Start of Material
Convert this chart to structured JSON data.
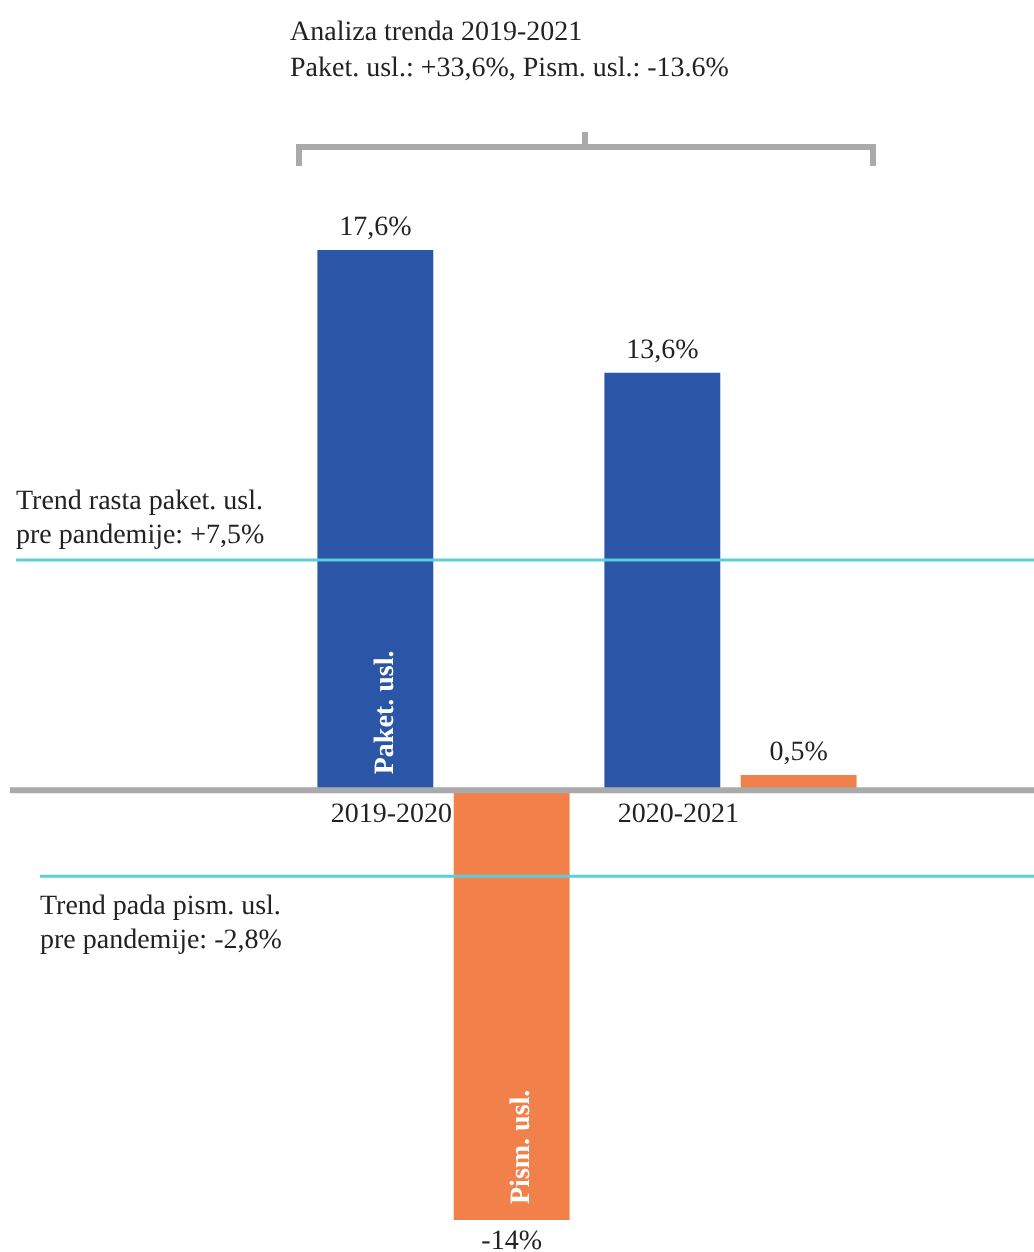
{
  "chart_data": {
    "type": "bar",
    "title": "Analiza trenda 2019-2021",
    "subtitle": "Paket. usl.: +33,6%, Pism. usl.: -13.6%",
    "categories": [
      "2019-2020",
      "2020-2021"
    ],
    "series": [
      {
        "name": "Paket. usl.",
        "color": "#2b56a7",
        "values": [
          17.6,
          13.6
        ],
        "value_labels": [
          "17,6%",
          "13,6%"
        ]
      },
      {
        "name": "Pism. usl.",
        "color": "#f2804a",
        "values": [
          -14,
          0.5
        ],
        "value_labels": [
          "-14%",
          "0,5%"
        ]
      }
    ],
    "ref_lines": [
      {
        "axis": "y",
        "value": 7.5,
        "label": "Trend rasta paket. usl.\npre pandemije: +7,5%",
        "color": "#5ccfdc"
      },
      {
        "axis": "y",
        "value": -2.8,
        "label": "Trend pada pism. usl.\npre pandemije: -2,8%",
        "color": "#5ccfdc"
      }
    ],
    "tick_labels": "x",
    "legend": false
  }
}
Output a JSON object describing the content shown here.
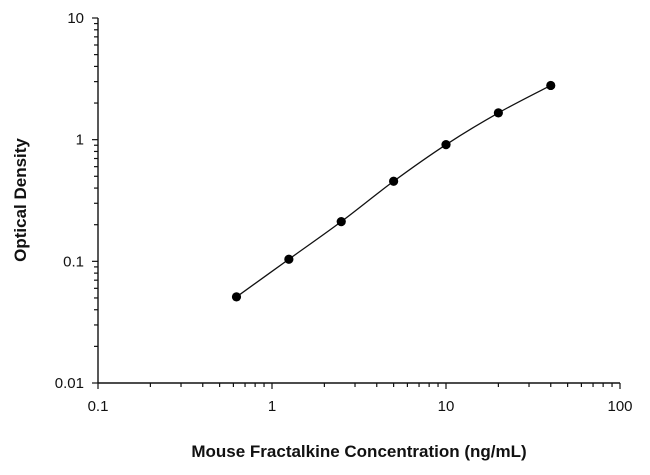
{
  "chart_data": {
    "type": "scatter",
    "title": "",
    "xlabel": "Mouse Fractalkine Concentration (ng/mL)",
    "ylabel": "Optical Density",
    "x_scale": "log",
    "y_scale": "log",
    "xlim": [
      0.1,
      100
    ],
    "ylim": [
      0.01,
      10
    ],
    "x_tick_labels": [
      "0.1",
      "1",
      "10",
      "100"
    ],
    "y_tick_labels": [
      "0.01",
      "0.1",
      "1",
      "10"
    ],
    "grid": false,
    "legend": "none",
    "fit_curve": true,
    "series": [
      {
        "x": [
          0.625,
          1.25,
          2.5,
          5,
          10,
          20,
          40
        ],
        "y": [
          0.051,
          0.104,
          0.212,
          0.455,
          0.91,
          1.66,
          2.79
        ]
      }
    ]
  }
}
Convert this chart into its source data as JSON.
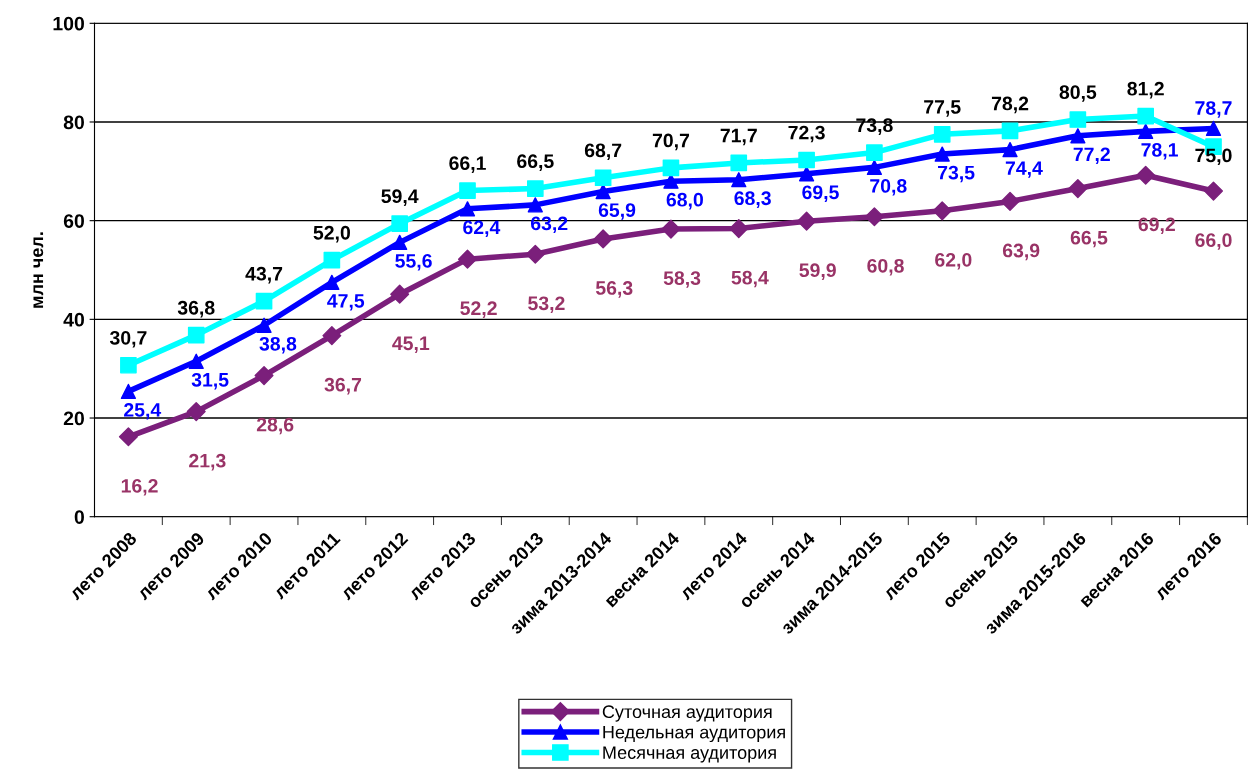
End of Material
Emit the lines of the data above from the one containing "Output a JSON" through its final line, both endpoints included. Pictures do not belong in the output.

Output a JSON object describing the content shown here.
{
  "chart_data": {
    "type": "scatter",
    "title": "",
    "xlabel": "Mouse Fractalkine Concentration (ng/mL)",
    "ylabel": "Optical Density",
    "x_scale": "log",
    "y_scale": "log",
    "xlim": [
      0.1,
      100
    ],
    "ylim": [
      0.01,
      10
    ],
    "x_tick_labels": [
      "0.1",
      "1",
      "10",
      "100"
    ],
    "y_tick_labels": [
      "0.01",
      "0.1",
      "1",
      "10"
    ],
    "grid": false,
    "legend": "none",
    "fit_curve": true,
    "series": [
      {
        "x": [
          0.625,
          1.25,
          2.5,
          5,
          10,
          20,
          40
        ],
        "y": [
          0.051,
          0.104,
          0.212,
          0.455,
          0.91,
          1.66,
          2.79
        ]
      }
    ]
  }
}
Convert this chart into its source data as JSON.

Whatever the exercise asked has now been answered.